● **Set problem**
Print all the data, keeping every line exactly as it is.

Records:
--- Begin ---
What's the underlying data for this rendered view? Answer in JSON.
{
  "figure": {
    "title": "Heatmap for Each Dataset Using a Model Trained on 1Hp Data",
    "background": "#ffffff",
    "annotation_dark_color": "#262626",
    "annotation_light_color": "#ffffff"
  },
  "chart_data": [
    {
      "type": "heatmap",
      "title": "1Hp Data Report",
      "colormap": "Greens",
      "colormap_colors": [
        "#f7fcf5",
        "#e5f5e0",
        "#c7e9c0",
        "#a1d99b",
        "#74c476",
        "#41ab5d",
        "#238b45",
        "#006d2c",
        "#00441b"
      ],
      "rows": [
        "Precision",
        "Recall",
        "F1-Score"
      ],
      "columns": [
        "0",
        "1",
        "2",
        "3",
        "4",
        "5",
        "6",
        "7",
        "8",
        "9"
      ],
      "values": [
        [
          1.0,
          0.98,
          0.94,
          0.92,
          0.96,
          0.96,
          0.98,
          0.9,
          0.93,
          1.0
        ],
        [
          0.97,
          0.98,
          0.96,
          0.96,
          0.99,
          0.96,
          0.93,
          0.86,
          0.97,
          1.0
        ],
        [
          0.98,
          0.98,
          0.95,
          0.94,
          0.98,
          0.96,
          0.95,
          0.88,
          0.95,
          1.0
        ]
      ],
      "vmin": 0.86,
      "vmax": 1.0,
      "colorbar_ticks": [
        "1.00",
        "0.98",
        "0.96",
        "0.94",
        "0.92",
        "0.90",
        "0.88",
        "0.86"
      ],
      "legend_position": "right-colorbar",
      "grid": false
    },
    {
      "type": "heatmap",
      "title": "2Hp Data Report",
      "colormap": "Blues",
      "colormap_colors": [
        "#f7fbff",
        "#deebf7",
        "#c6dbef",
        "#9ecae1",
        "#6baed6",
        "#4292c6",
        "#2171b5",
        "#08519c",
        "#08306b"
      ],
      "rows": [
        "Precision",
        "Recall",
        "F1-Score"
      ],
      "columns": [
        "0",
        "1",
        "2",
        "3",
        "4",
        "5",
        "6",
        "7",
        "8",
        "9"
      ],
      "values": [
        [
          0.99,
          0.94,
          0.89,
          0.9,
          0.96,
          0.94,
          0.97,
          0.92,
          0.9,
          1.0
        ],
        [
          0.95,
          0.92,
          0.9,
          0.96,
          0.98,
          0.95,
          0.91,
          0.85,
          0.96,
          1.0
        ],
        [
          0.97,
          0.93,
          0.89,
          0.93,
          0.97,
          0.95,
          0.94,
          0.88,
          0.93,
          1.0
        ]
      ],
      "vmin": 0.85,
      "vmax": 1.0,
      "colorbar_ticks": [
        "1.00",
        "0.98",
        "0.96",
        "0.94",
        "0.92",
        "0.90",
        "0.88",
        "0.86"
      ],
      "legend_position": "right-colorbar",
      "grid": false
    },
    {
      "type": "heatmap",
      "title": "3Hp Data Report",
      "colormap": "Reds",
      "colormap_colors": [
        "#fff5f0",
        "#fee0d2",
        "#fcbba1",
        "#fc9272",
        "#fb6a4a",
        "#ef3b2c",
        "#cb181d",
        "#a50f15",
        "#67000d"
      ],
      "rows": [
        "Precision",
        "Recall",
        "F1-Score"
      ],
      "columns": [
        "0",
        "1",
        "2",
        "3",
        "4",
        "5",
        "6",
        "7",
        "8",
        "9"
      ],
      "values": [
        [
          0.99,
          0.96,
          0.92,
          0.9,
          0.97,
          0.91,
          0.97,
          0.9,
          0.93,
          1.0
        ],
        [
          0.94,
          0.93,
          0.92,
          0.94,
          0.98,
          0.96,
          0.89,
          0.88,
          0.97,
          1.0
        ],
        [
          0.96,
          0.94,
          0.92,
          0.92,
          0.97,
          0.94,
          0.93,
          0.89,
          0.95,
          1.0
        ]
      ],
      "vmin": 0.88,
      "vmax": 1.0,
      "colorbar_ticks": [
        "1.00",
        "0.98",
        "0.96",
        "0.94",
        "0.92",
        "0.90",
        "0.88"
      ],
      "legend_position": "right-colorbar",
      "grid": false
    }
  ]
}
--- End ---
● **Exercise solution**
What's the underlying data for this rendered view? Answer in JSON.
{
  "figure": {
    "title": "Heatmap for Each Dataset Using a Model Trained on 1Hp Data",
    "background": "#ffffff",
    "annotation_dark_color": "#262626",
    "annotation_light_color": "#ffffff"
  },
  "chart_data": [
    {
      "type": "heatmap",
      "title": "1Hp Data Report",
      "colormap": "Greens",
      "colormap_colors": [
        "#f7fcf5",
        "#e5f5e0",
        "#c7e9c0",
        "#a1d99b",
        "#74c476",
        "#41ab5d",
        "#238b45",
        "#006d2c",
        "#00441b"
      ],
      "rows": [
        "Precision",
        "Recall",
        "F1-Score"
      ],
      "columns": [
        "0",
        "1",
        "2",
        "3",
        "4",
        "5",
        "6",
        "7",
        "8",
        "9"
      ],
      "values": [
        [
          1.0,
          0.98,
          0.94,
          0.92,
          0.96,
          0.96,
          0.98,
          0.9,
          0.93,
          1.0
        ],
        [
          0.97,
          0.98,
          0.96,
          0.96,
          0.99,
          0.96,
          0.93,
          0.86,
          0.97,
          1.0
        ],
        [
          0.98,
          0.98,
          0.95,
          0.94,
          0.98,
          0.96,
          0.95,
          0.88,
          0.95,
          1.0
        ]
      ],
      "vmin": 0.86,
      "vmax": 1.0,
      "colorbar_ticks": [
        "1.00",
        "0.98",
        "0.96",
        "0.94",
        "0.92",
        "0.90",
        "0.88",
        "0.86"
      ],
      "legend_position": "right-colorbar",
      "grid": false
    },
    {
      "type": "heatmap",
      "title": "2Hp Data Report",
      "colormap": "Blues",
      "colormap_colors": [
        "#f7fbff",
        "#deebf7",
        "#c6dbef",
        "#9ecae1",
        "#6baed6",
        "#4292c6",
        "#2171b5",
        "#08519c",
        "#08306b"
      ],
      "rows": [
        "Precision",
        "Recall",
        "F1-Score"
      ],
      "columns": [
        "0",
        "1",
        "2",
        "3",
        "4",
        "5",
        "6",
        "7",
        "8",
        "9"
      ],
      "values": [
        [
          0.99,
          0.94,
          0.89,
          0.9,
          0.96,
          0.94,
          0.97,
          0.92,
          0.9,
          1.0
        ],
        [
          0.95,
          0.92,
          0.9,
          0.96,
          0.98,
          0.95,
          0.91,
          0.85,
          0.96,
          1.0
        ],
        [
          0.97,
          0.93,
          0.89,
          0.93,
          0.97,
          0.95,
          0.94,
          0.88,
          0.93,
          1.0
        ]
      ],
      "vmin": 0.85,
      "vmax": 1.0,
      "colorbar_ticks": [
        "1.00",
        "0.98",
        "0.96",
        "0.94",
        "0.92",
        "0.90",
        "0.88",
        "0.86"
      ],
      "legend_position": "right-colorbar",
      "grid": false
    },
    {
      "type": "heatmap",
      "title": "3Hp Data Report",
      "colormap": "Reds",
      "colormap_colors": [
        "#fff5f0",
        "#fee0d2",
        "#fcbba1",
        "#fc9272",
        "#fb6a4a",
        "#ef3b2c",
        "#cb181d",
        "#a50f15",
        "#67000d"
      ],
      "rows": [
        "Precision",
        "Recall",
        "F1-Score"
      ],
      "columns": [
        "0",
        "1",
        "2",
        "3",
        "4",
        "5",
        "6",
        "7",
        "8",
        "9"
      ],
      "values": [
        [
          0.99,
          0.96,
          0.92,
          0.9,
          0.97,
          0.91,
          0.97,
          0.9,
          0.93,
          1.0
        ],
        [
          0.94,
          0.93,
          0.92,
          0.94,
          0.98,
          0.96,
          0.89,
          0.88,
          0.97,
          1.0
        ],
        [
          0.96,
          0.94,
          0.92,
          0.92,
          0.97,
          0.94,
          0.93,
          0.89,
          0.95,
          1.0
        ]
      ],
      "vmin": 0.88,
      "vmax": 1.0,
      "colorbar_ticks": [
        "1.00",
        "0.98",
        "0.96",
        "0.94",
        "0.92",
        "0.90",
        "0.88"
      ],
      "legend_position": "right-colorbar",
      "grid": false
    }
  ]
}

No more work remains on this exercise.